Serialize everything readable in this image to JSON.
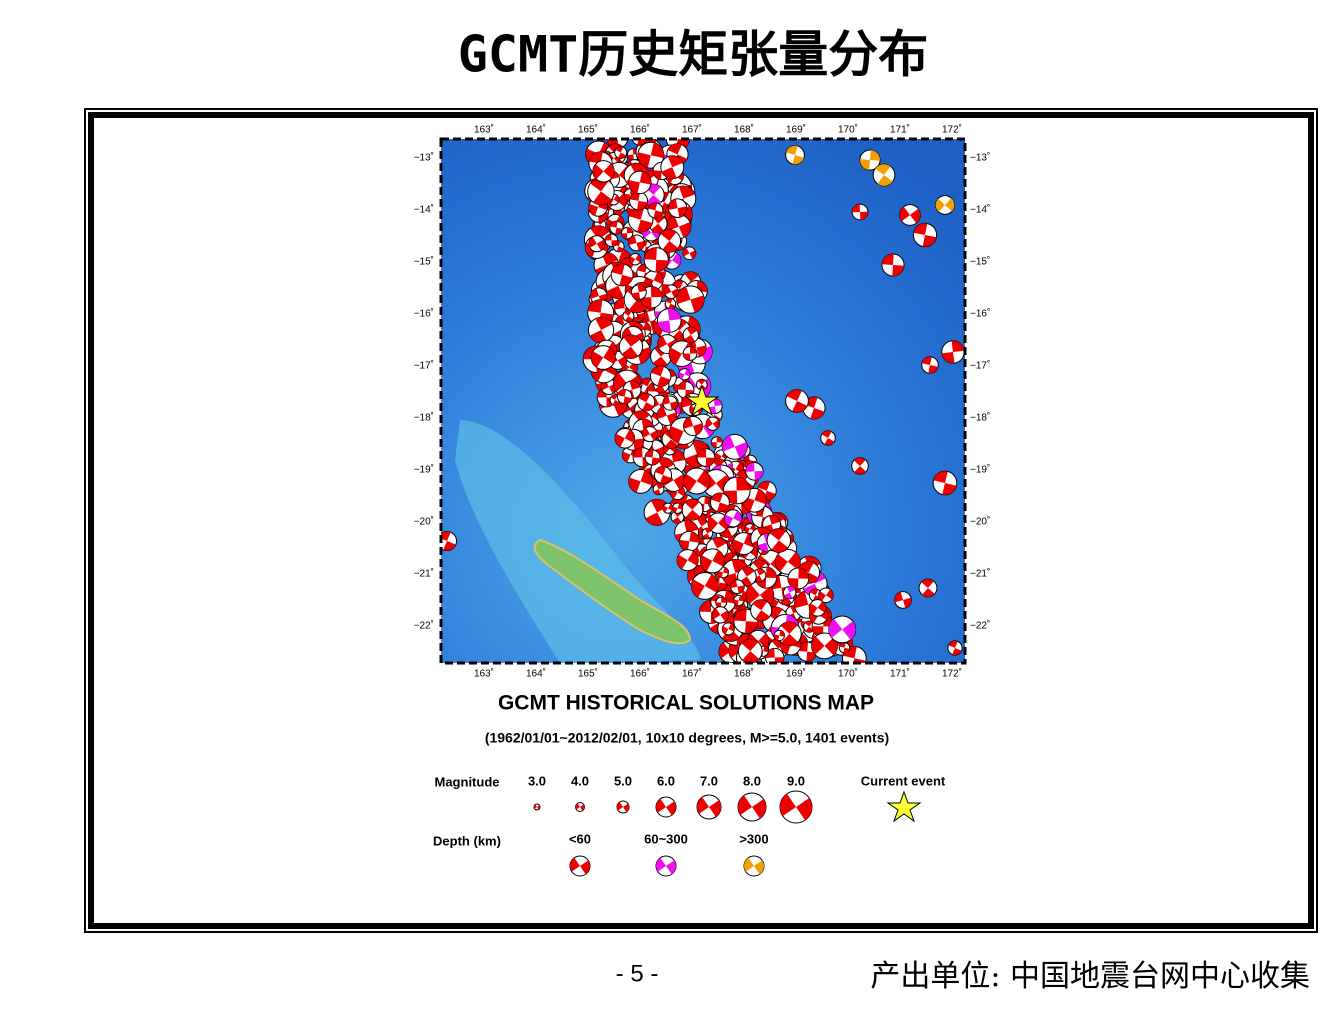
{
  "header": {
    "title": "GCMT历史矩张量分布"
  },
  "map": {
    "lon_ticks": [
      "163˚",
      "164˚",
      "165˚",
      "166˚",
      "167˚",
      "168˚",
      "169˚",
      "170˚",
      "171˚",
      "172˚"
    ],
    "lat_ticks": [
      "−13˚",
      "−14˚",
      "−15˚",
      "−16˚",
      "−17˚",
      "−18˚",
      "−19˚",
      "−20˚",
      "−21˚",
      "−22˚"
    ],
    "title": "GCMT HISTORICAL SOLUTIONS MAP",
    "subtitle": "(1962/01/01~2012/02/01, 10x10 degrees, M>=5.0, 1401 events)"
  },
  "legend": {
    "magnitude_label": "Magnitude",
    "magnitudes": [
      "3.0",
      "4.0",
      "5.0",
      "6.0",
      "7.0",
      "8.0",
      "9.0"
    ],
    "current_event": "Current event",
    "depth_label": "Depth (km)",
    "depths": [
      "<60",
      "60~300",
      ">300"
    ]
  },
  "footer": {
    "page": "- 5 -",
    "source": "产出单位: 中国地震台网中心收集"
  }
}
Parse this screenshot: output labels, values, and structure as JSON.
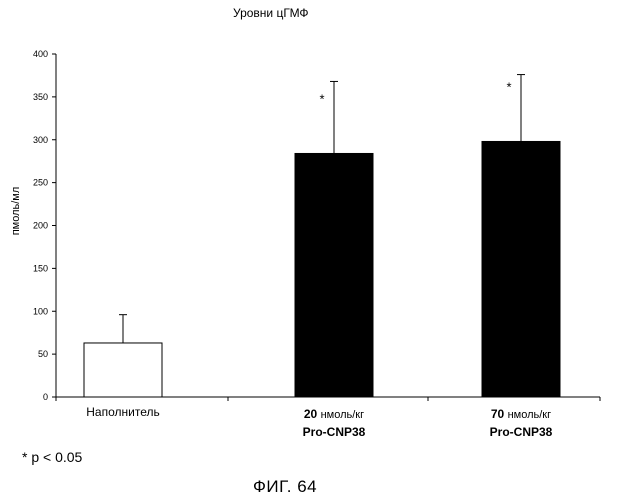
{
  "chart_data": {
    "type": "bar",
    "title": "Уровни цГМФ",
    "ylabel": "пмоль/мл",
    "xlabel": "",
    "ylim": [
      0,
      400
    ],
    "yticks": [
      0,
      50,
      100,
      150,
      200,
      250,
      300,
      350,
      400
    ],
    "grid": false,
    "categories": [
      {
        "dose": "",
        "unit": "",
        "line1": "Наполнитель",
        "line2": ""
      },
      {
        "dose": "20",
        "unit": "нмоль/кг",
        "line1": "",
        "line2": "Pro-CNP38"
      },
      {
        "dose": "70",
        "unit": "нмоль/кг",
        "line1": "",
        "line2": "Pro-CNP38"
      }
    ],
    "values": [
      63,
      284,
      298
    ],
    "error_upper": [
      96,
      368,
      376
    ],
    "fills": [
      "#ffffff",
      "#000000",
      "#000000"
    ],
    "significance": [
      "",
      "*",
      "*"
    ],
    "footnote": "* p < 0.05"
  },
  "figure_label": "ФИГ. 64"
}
###
**Challenge**
Repeat only the lines from the line with "Parse this screenshot: output" to the end of the entries, including both the first and the last line, and drop every picture.

**Written reply**
Parse this screenshot: output labels, values, and structure as JSON.
{
  "chart_data": {
    "type": "bar",
    "title": "Уровни цГМФ",
    "ylabel": "пмоль/мл",
    "xlabel": "",
    "ylim": [
      0,
      400
    ],
    "yticks": [
      0,
      50,
      100,
      150,
      200,
      250,
      300,
      350,
      400
    ],
    "grid": false,
    "categories": [
      {
        "dose": "",
        "unit": "",
        "line1": "Наполнитель",
        "line2": ""
      },
      {
        "dose": "20",
        "unit": "нмоль/кг",
        "line1": "",
        "line2": "Pro-CNP38"
      },
      {
        "dose": "70",
        "unit": "нмоль/кг",
        "line1": "",
        "line2": "Pro-CNP38"
      }
    ],
    "values": [
      63,
      284,
      298
    ],
    "error_upper": [
      96,
      368,
      376
    ],
    "fills": [
      "#ffffff",
      "#000000",
      "#000000"
    ],
    "significance": [
      "",
      "*",
      "*"
    ],
    "footnote": "* p < 0.05"
  },
  "figure_label": "ФИГ. 64"
}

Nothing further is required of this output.